## EXERCISE AIM
In the data below, locate each line with the word "chevron" and list it.

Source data
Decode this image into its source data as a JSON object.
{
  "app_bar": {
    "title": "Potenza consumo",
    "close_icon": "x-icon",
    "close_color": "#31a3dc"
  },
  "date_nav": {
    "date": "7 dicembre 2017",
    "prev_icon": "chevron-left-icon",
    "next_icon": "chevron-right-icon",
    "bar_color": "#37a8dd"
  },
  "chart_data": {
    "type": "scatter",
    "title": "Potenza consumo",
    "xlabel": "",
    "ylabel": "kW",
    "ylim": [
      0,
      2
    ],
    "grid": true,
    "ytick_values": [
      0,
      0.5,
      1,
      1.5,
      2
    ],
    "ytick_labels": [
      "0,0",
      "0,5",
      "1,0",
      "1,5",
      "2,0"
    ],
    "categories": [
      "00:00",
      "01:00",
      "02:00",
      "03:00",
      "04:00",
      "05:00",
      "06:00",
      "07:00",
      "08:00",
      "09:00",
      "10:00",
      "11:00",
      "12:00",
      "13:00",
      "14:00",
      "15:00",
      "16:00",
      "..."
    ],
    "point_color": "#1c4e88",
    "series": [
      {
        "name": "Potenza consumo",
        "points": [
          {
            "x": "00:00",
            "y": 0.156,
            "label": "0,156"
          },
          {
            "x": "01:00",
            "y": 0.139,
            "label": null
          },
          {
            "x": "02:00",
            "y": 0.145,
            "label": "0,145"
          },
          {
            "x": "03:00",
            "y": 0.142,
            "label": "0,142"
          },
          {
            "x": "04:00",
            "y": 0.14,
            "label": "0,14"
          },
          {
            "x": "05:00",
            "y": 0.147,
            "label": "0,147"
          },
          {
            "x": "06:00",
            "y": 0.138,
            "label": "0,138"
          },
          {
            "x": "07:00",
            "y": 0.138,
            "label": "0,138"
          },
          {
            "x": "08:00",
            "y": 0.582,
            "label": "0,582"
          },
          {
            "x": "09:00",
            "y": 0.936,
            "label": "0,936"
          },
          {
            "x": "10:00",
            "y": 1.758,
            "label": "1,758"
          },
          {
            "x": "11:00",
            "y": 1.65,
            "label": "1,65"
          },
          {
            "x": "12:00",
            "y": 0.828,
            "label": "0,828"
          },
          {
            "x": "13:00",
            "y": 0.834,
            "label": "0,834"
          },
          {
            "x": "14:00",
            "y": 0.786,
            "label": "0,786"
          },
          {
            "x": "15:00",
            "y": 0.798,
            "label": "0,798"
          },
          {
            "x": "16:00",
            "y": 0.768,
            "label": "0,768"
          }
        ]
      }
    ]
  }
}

## COMPLETED TASK
    "prev_icon": "chevron-left-icon",
    "next_icon": "chevron-right-icon",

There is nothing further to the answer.